Aim of the exercise. Find how many lines in the data below mention "right". Give the number only.

Dataset items:
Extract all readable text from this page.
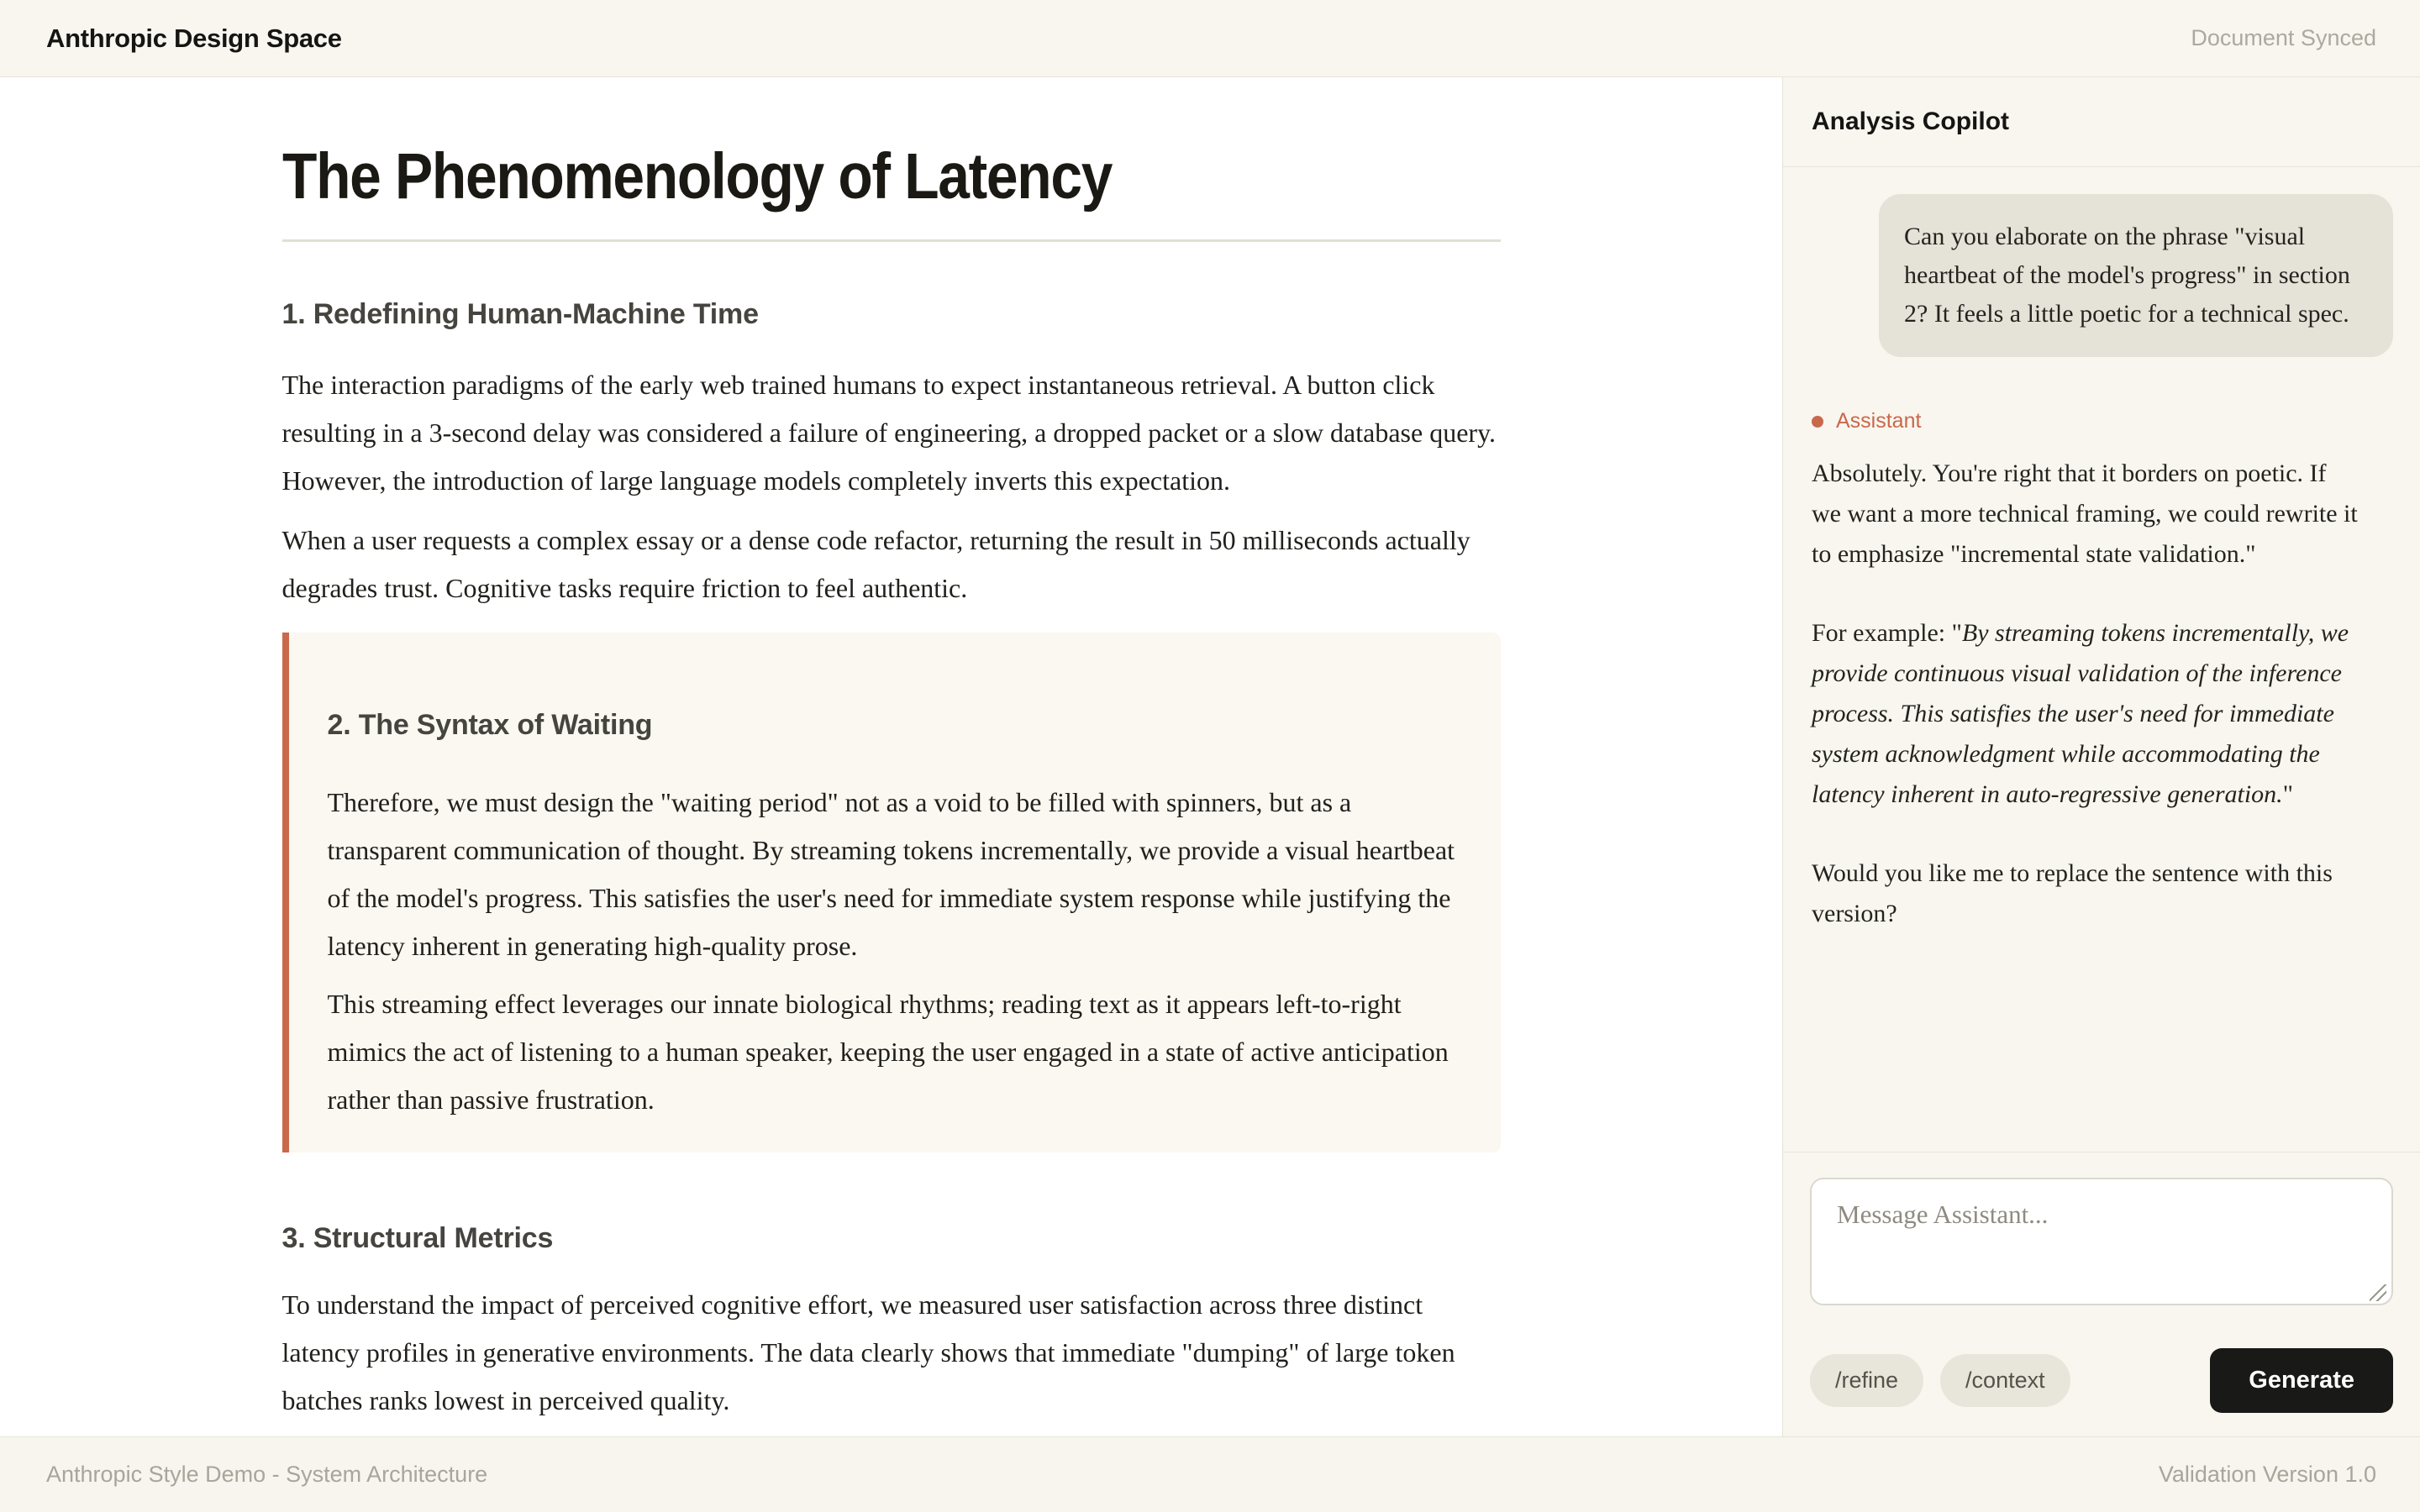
Anthropic Design Space	Document Synced
The Phenomenology of Latency
1. Redefining Human-Machine Time

The interaction paradigms of the early web trained humans to expect instantaneous retrieval. A button click resulting in a 3-second delay was considered a failure of engineering, a dropped packet or a slow database query. However, the introduction of large language models completely inverts this expectation.

When a user requests a complex essay or a dense code refactor, returning the result in 50 milliseconds actually degrades trust. Cognitive tasks require friction to feel authentic.

2. The Syntax of Waiting

Therefore, we must design the "waiting period" not as a void to be filled with spinners, but as a transparent communication of thought. By streaming tokens incrementally, we provide a visual heartbeat of the model's progress. This satisfies the user's need for immediate system response while justifying the latency inherent in generating high-quality prose.

This streaming effect leverages our innate biological rhythms; reading text as it appears left-to-right mimics the act of listening to a human speaker, keeping the user engaged in a state of active anticipation rather than passive frustration.

3. Structural Metrics

To understand the impact of perceived cognitive effort, we measured user satisfaction across three distinct latency profiles in generative environments. The data clearly shows that immediate "dumping" of large token batches ranks lowest in perceived quality.

Analysis Copilot
Can you elaborate on the phrase "visual heartbeat of the model's progress" in section 2? It feels a little poetic for a technical spec.
Assistant

Absolutely. You're right that it borders on poetic. If we want a more technical framing, we could rewrite it to emphasize "incremental state validation."

For example: "By streaming tokens incrementally, we provide continuous visual validation of the inference process. This satisfies the user's need for immediate system acknowledgment while accommodating the latency inherent in auto-regressive generation."

Would you like me to replace the sentence with this version?

Message Assistant...
/refine	/context	Generate
Anthropic Style Demo - System Architecture	Validation Version 1.0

Result for this exercise. 2